(Items listed in a dataset)
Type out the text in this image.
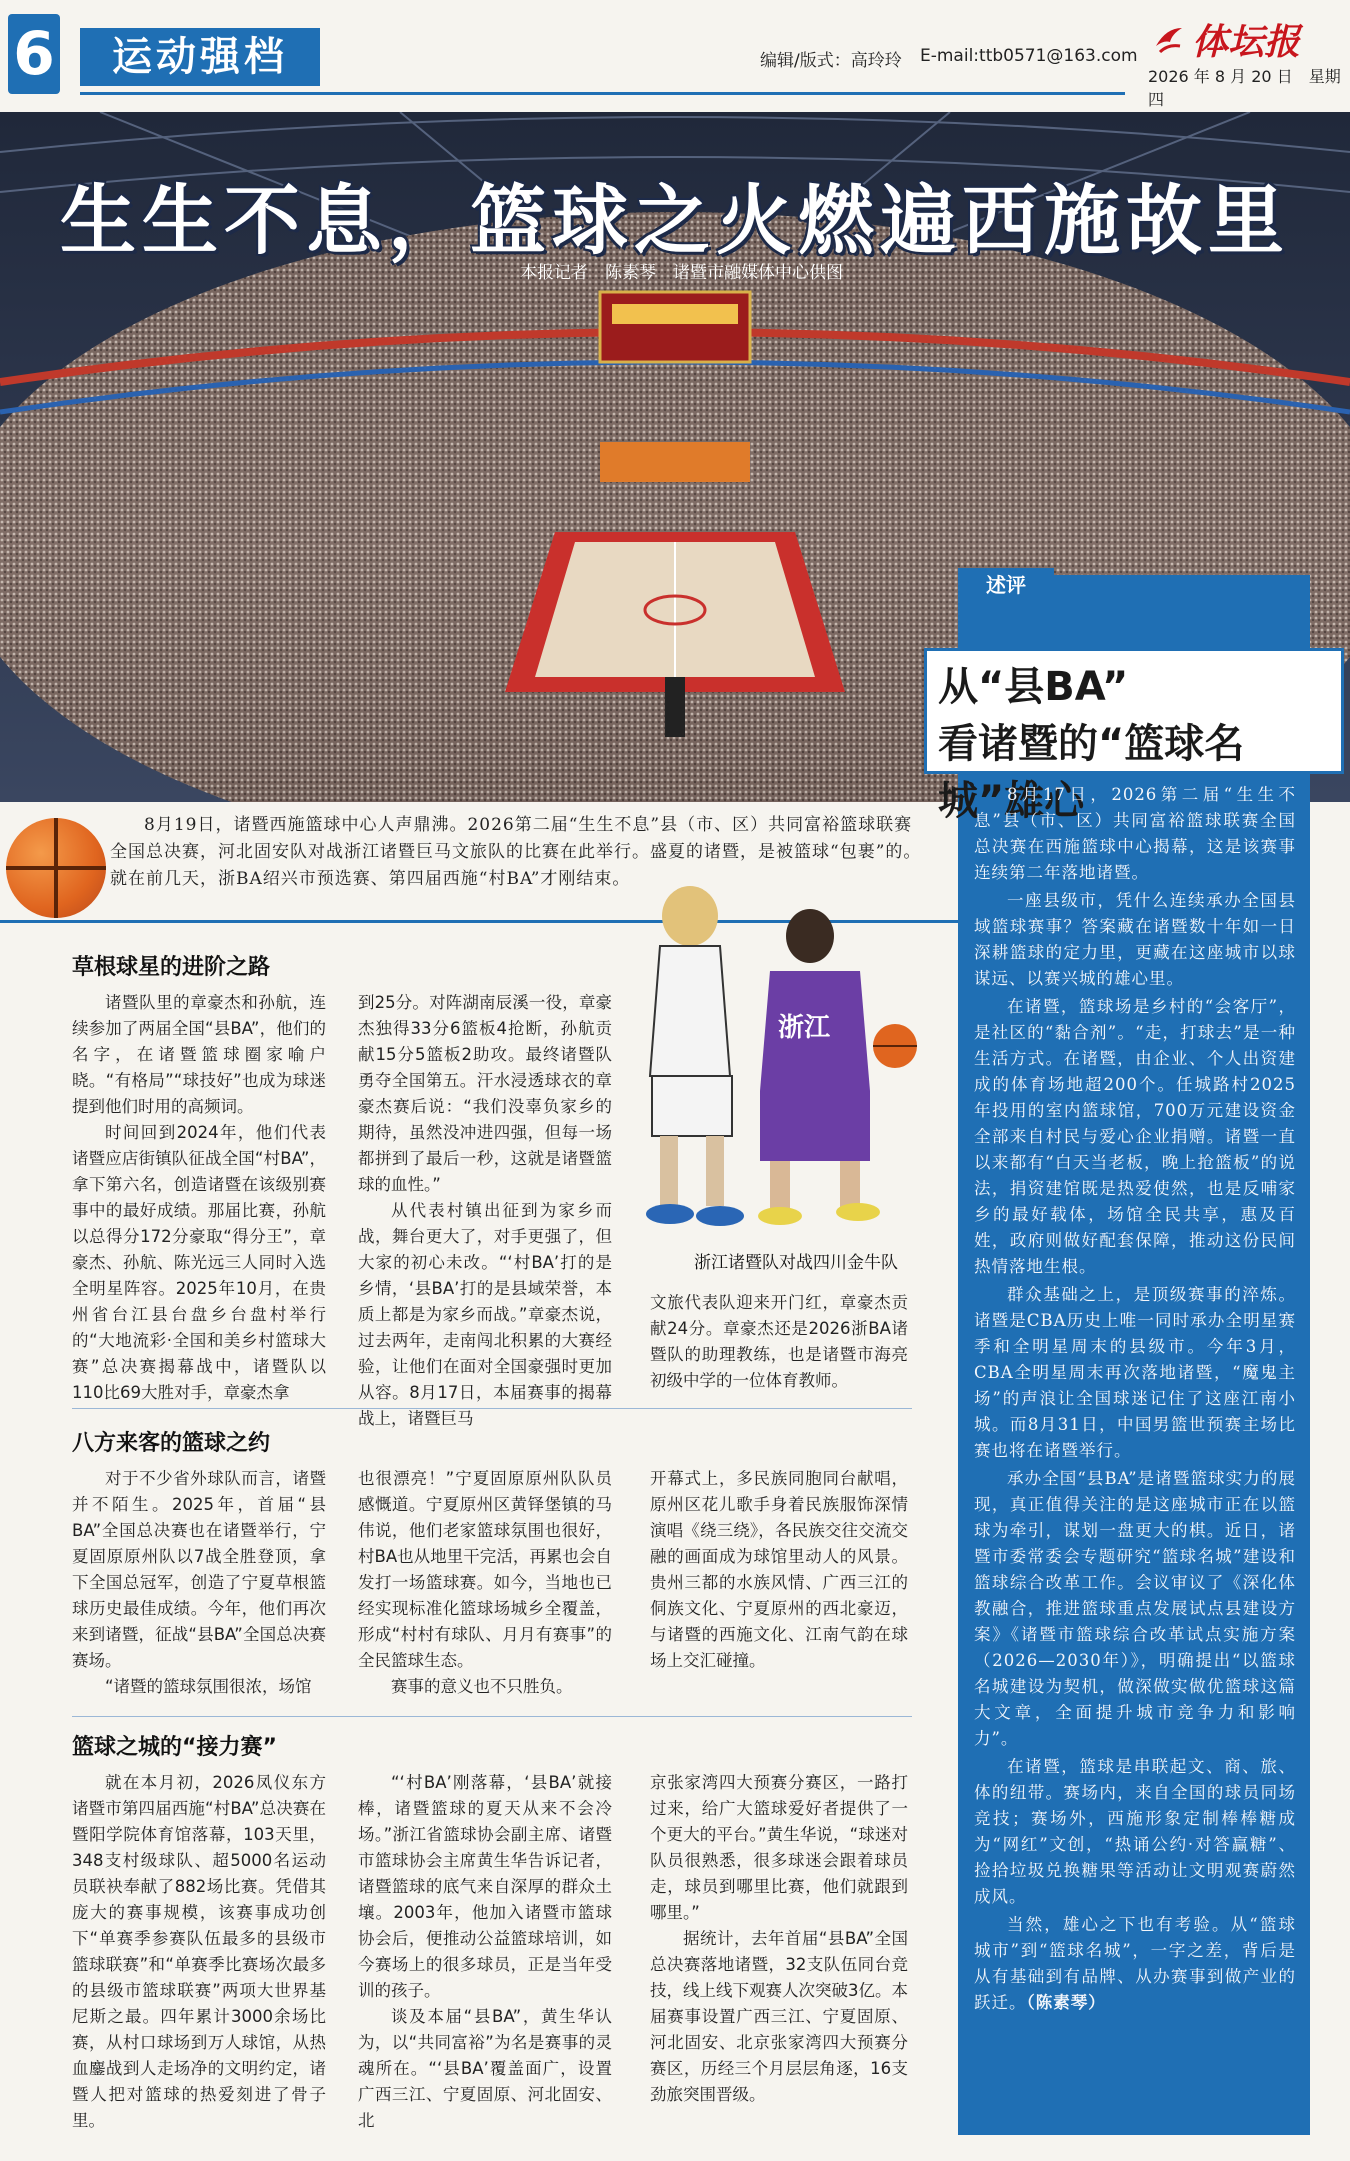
6	运动强档	编辑/版式：高玲玲 E-mail:ttb0571@163.com 体坛报
2026 年 8 月 20 日　星期四
生生不息，篮球之火燃遍西施故里
本报记者　陈素琴　诸暨市融媒体中心供图
8月19日，诸暨西施篮球中心人声鼎沸。2026第二届“生生不息”县（市、区）共同富裕篮球联赛全国总决赛，河北固安队对战浙江诸暨巨马文旅队的比赛在此举行。盛夏的诸暨，是被篮球“包裹”的。就在前几天，浙BA绍兴市预选赛、第四届西施“村BA”才刚结束。
草根球星的进阶之路

诸暨队里的章豪杰和孙航，连续参加了两届全国“县BA”，他们的名字，在诸暨篮球圈家喻户晓。“有格局”“球技好”也成为球迷提到他们时用的高频词。

时间回到2024年，他们代表诸暨应店街镇队征战全国“村BA”，拿下第六名，创造诸暨在该级别赛事中的最好成绩。那届比赛，孙航以总得分172分豪取“得分王”，章豪杰、孙航、陈光远三人同时入选全明星阵容。2025年10月，在贵州省台江县台盘乡台盘村举行的“大地流彩·全国和美乡村篮球大赛”总决赛揭幕战中，诸暨队以110比69大胜对手，章豪杰拿

到25分。对阵湖南辰溪一役，章豪杰独得33分6篮板4抢断，孙航贡献15分5篮板2助攻。最终诸暨队勇夺全国第五。汗水浸透球衣的章豪杰赛后说：“我们没辜负家乡的期待，虽然没冲进四强，但每一场都拼到了最后一秒，这就是诸暨篮球的血性。”

从代表村镇出征到为家乡而战，舞台更大了，对手更强了，但大家的初心未改。“‘村BA’打的是乡情，‘县BA’打的是县域荣誉，本质上都是为家乡而战。”章豪杰说，过去两年，走南闯北积累的大赛经验，让他们在面对全国豪强时更加从容。8月17日，本届赛事的揭幕战上，诸暨巨马

浙江
浙江诸暨队对战四川金牛队

文旅代表队迎来开门红，章豪杰贡献24分。章豪杰还是2026浙BA诸暨队的助理教练，也是诸暨市海亮初级中学的一位体育教师。

八方来客的篮球之约

对于不少省外球队而言，诸暨并不陌生。2025年，首届“县BA”全国总决赛也在诸暨举行，宁夏固原原州队以7战全胜登顶，拿下全国总冠军，创造了宁夏草根篮球历史最佳成绩。今年，他们再次来到诸暨，征战“县BA”全国总决赛赛场。

“诸暨的篮球氛围很浓，场馆

也很漂亮！”宁夏固原原州队队员感慨道。宁夏原州区黄铎堡镇的马伟说，他们老家篮球氛围也很好，村BA也从地里干完活，再累也会自发打一场篮球赛。如今，当地也已经实现标准化篮球场城乡全覆盖，形成“村村有球队、月月有赛事”的全民篮球生态。

赛事的意义也不只胜负。

开幕式上，多民族同胞同台献唱，原州区花儿歌手身着民族服饰深情演唱《绕三绕》，各民族交往交流交融的画面成为球馆里动人的风景。贵州三都的水族风情、广西三江的侗族文化、宁夏原州的西北豪迈，与诸暨的西施文化、江南气韵在球场上交汇碰撞。

篮球之城的“接力赛”

就在本月初，2026凤仪东方诸暨市第四届西施“村BA”总决赛在暨阳学院体育馆落幕，103天里，348支村级球队、超5000名运动员联袂奉献了882场比赛。凭借其庞大的赛事规模，该赛事成功创下“单赛季参赛队伍最多的县级市篮球联赛”和“单赛季比赛场次最多的县级市篮球联赛”两项大世界基尼斯之最。四年累计3000余场比赛，从村口球场到万人球馆，从热血鏖战到人走场净的文明约定，诸暨人把对篮球的热爱刻进了骨子里。

“‘村BA’刚落幕，‘县BA’就接棒，诸暨篮球的夏天从来不会冷场。”浙江省篮球协会副主席、诸暨市篮球协会主席黄生华告诉记者，诸暨篮球的底气来自深厚的群众土壤。2003年，他加入诸暨市篮球协会后，便推动公益篮球培训，如今赛场上的很多球员，正是当年受训的孩子。

谈及本届“县BA”，黄生华认为，以“共同富裕”为名是赛事的灵魂所在。“‘县BA’覆盖面广，设置广西三江、宁夏固原、河北固安、北

京张家湾四大预赛分赛区，一路打过来，给广大篮球爱好者提供了一个更大的平台。”黄生华说，“球迷对队员很熟悉，很多球迷会跟着球员走，球员到哪里比赛，他们就跟到哪里。”

据统计，去年首届“县BA”全国总决赛落地诸暨，32支队伍同台竞技，线上线下观赛人次突破3亿。本届赛事设置广西三江、宁夏固原、河北固安、北京张家湾四大预赛分赛区，历经三个月层层角逐，16支劲旅突围晋级。

述评
从“县BA”
看诸暨的“篮球名城”雄心

8月17日，2026第二届“生生不息”县（市、区）共同富裕篮球联赛全国总决赛在西施篮球中心揭幕，这是该赛事连续第二年落地诸暨。

一座县级市，凭什么连续承办全国县域篮球赛事？答案藏在诸暨数十年如一日深耕篮球的定力里，更藏在这座城市以球谋远、以赛兴城的雄心里。

在诸暨，篮球场是乡村的“会客厅”，是社区的“黏合剂”。“走，打球去”是一种生活方式。在诸暨，由企业、个人出资建成的体育场地超200个。任城路村2025年投用的室内篮球馆，700万元建设资金全部来自村民与爱心企业捐赠。诸暨一直以来都有“白天当老板，晚上抢篮板”的说法，捐资建馆既是热爱使然，也是反哺家乡的最好载体，场馆全民共享，惠及百姓，政府则做好配套保障，推动这份民间热情落地生根。

群众基础之上，是顶级赛事的淬炼。诸暨是CBA历史上唯一同时承办全明星赛季和全明星周末的县级市。今年3月，CBA全明星周末再次落地诸暨，“魔鬼主场”的声浪让全国球迷记住了这座江南小城。而8月31日，中国男篮世预赛主场比赛也将在诸暨举行。

承办全国“县BA”是诸暨篮球实力的展现，真正值得关注的是这座城市正在以篮球为牵引，谋划一盘更大的棋。近日，诸暨市委常委会专题研究“篮球名城”建设和篮球综合改革工作。会议审议了《深化体教融合，推进篮球重点发展试点县建设方案》《诸暨市篮球综合改革试点实施方案（2026—2030年）》，明确提出“以篮球名城建设为契机，做深做实做优篮球这篇大文章，全面提升城市竞争力和影响力”。

在诸暨，篮球是串联起文、商、旅、体的纽带。赛场内，来自全国的球员同场竞技；赛场外，西施形象定制棒棒糖成为“网红”文创，“热诵公约·对答赢糖”、捡拾垃圾兑换糖果等活动让文明观赛蔚然成风。

当然，雄心之下也有考验。从“篮球城市”到“篮球名城”，一字之差，背后是从有基础到有品牌、从办赛事到做产业的跃迁。（陈素琴）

# WRITTEN REQUEST
Restate each line of the records exactly; pictures do not belong in the copy.

# ANSWER TO THE PROBLEM
Type out the text in this image.
6	运动强档	编辑/版式：高玲玲 E-mail:ttb0571@163.com 体坛报
2026 年 8 月 20 日　星期四
生生不息，篮球之火燃遍西施故里
本报记者　陈素琴　诸暨市融媒体中心供图
8月19日，诸暨西施篮球中心人声鼎沸。2026第二届“生生不息”县（市、区）共同富裕篮球联赛全国总决赛，河北固安队对战浙江诸暨巨马文旅队的比赛在此举行。盛夏的诸暨，是被篮球“包裹”的。就在前几天，浙BA绍兴市预选赛、第四届西施“村BA”才刚结束。
草根球星的进阶之路

诸暨队里的章豪杰和孙航，连续参加了两届全国“县BA”，他们的名字，在诸暨篮球圈家喻户晓。“有格局”“球技好”也成为球迷提到他们时用的高频词。

时间回到2024年，他们代表诸暨应店街镇队征战全国“村BA”，拿下第六名，创造诸暨在该级别赛事中的最好成绩。那届比赛，孙航以总得分172分豪取“得分王”，章豪杰、孙航、陈光远三人同时入选全明星阵容。2025年10月，在贵州省台江县台盘乡台盘村举行的“大地流彩·全国和美乡村篮球大赛”总决赛揭幕战中，诸暨队以110比69大胜对手，章豪杰拿

到25分。对阵湖南辰溪一役，章豪杰独得33分6篮板4抢断，孙航贡献15分5篮板2助攻。最终诸暨队勇夺全国第五。汗水浸透球衣的章豪杰赛后说：“我们没辜负家乡的期待，虽然没冲进四强，但每一场都拼到了最后一秒，这就是诸暨篮球的血性。”

从代表村镇出征到为家乡而战，舞台更大了，对手更强了，但大家的初心未改。“‘村BA’打的是乡情，‘县BA’打的是县域荣誉，本质上都是为家乡而战。”章豪杰说，过去两年，走南闯北积累的大赛经验，让他们在面对全国豪强时更加从容。8月17日，本届赛事的揭幕战上，诸暨巨马

浙江
浙江诸暨队对战四川金牛队

文旅代表队迎来开门红，章豪杰贡献24分。章豪杰还是2026浙BA诸暨队的助理教练，也是诸暨市海亮初级中学的一位体育教师。

八方来客的篮球之约

对于不少省外球队而言，诸暨并不陌生。2025年，首届“县BA”全国总决赛也在诸暨举行，宁夏固原原州队以7战全胜登顶，拿下全国总冠军，创造了宁夏草根篮球历史最佳成绩。今年，他们再次来到诸暨，征战“县BA”全国总决赛赛场。

“诸暨的篮球氛围很浓，场馆

也很漂亮！”宁夏固原原州队队员感慨道。宁夏原州区黄铎堡镇的马伟说，他们老家篮球氛围也很好，村BA也从地里干完活，再累也会自发打一场篮球赛。如今，当地也已经实现标准化篮球场城乡全覆盖，形成“村村有球队、月月有赛事”的全民篮球生态。

赛事的意义也不只胜负。

开幕式上，多民族同胞同台献唱，原州区花儿歌手身着民族服饰深情演唱《绕三绕》，各民族交往交流交融的画面成为球馆里动人的风景。贵州三都的水族风情、广西三江的侗族文化、宁夏原州的西北豪迈，与诸暨的西施文化、江南气韵在球场上交汇碰撞。

篮球之城的“接力赛”

就在本月初，2026凤仪东方诸暨市第四届西施“村BA”总决赛在暨阳学院体育馆落幕，103天里，348支村级球队、超5000名运动员联袂奉献了882场比赛。凭借其庞大的赛事规模，该赛事成功创下“单赛季参赛队伍最多的县级市篮球联赛”和“单赛季比赛场次最多的县级市篮球联赛”两项大世界基尼斯之最。四年累计3000余场比赛，从村口球场到万人球馆，从热血鏖战到人走场净的文明约定，诸暨人把对篮球的热爱刻进了骨子里。

“‘村BA’刚落幕，‘县BA’就接棒，诸暨篮球的夏天从来不会冷场。”浙江省篮球协会副主席、诸暨市篮球协会主席黄生华告诉记者，诸暨篮球的底气来自深厚的群众土壤。2003年，他加入诸暨市篮球协会后，便推动公益篮球培训，如今赛场上的很多球员，正是当年受训的孩子。

谈及本届“县BA”，黄生华认为，以“共同富裕”为名是赛事的灵魂所在。“‘县BA’覆盖面广，设置广西三江、宁夏固原、河北固安、北

京张家湾四大预赛分赛区，一路打过来，给广大篮球爱好者提供了一个更大的平台。”黄生华说，“球迷对队员很熟悉，很多球迷会跟着球员走，球员到哪里比赛，他们就跟到哪里。”

据统计，去年首届“县BA”全国总决赛落地诸暨，32支队伍同台竞技，线上线下观赛人次突破3亿。本届赛事设置广西三江、宁夏固原、河北固安、北京张家湾四大预赛分赛区，历经三个月层层角逐，16支劲旅突围晋级。

述评
从“县BA”
看诸暨的“篮球名城”雄心

8月17日，2026第二届“生生不息”县（市、区）共同富裕篮球联赛全国总决赛在西施篮球中心揭幕，这是该赛事连续第二年落地诸暨。

一座县级市，凭什么连续承办全国县域篮球赛事？答案藏在诸暨数十年如一日深耕篮球的定力里，更藏在这座城市以球谋远、以赛兴城的雄心里。

在诸暨，篮球场是乡村的“会客厅”，是社区的“黏合剂”。“走，打球去”是一种生活方式。在诸暨，由企业、个人出资建成的体育场地超200个。任城路村2025年投用的室内篮球馆，700万元建设资金全部来自村民与爱心企业捐赠。诸暨一直以来都有“白天当老板，晚上抢篮板”的说法，捐资建馆既是热爱使然，也是反哺家乡的最好载体，场馆全民共享，惠及百姓，政府则做好配套保障，推动这份民间热情落地生根。

群众基础之上，是顶级赛事的淬炼。诸暨是CBA历史上唯一同时承办全明星赛季和全明星周末的县级市。今年3月，CBA全明星周末再次落地诸暨，“魔鬼主场”的声浪让全国球迷记住了这座江南小城。而8月31日，中国男篮世预赛主场比赛也将在诸暨举行。

承办全国“县BA”是诸暨篮球实力的展现，真正值得关注的是这座城市正在以篮球为牵引，谋划一盘更大的棋。近日，诸暨市委常委会专题研究“篮球名城”建设和篮球综合改革工作。会议审议了《深化体教融合，推进篮球重点发展试点县建设方案》《诸暨市篮球综合改革试点实施方案（2026—2030年）》，明确提出“以篮球名城建设为契机，做深做实做优篮球这篇大文章，全面提升城市竞争力和影响力”。

在诸暨，篮球是串联起文、商、旅、体的纽带。赛场内，来自全国的球员同场竞技；赛场外，西施形象定制棒棒糖成为“网红”文创，“热诵公约·对答赢糖”、捡拾垃圾兑换糖果等活动让文明观赛蔚然成风。

当然，雄心之下也有考验。从“篮球城市”到“篮球名城”，一字之差，背后是从有基础到有品牌、从办赛事到做产业的跃迁。（陈素琴）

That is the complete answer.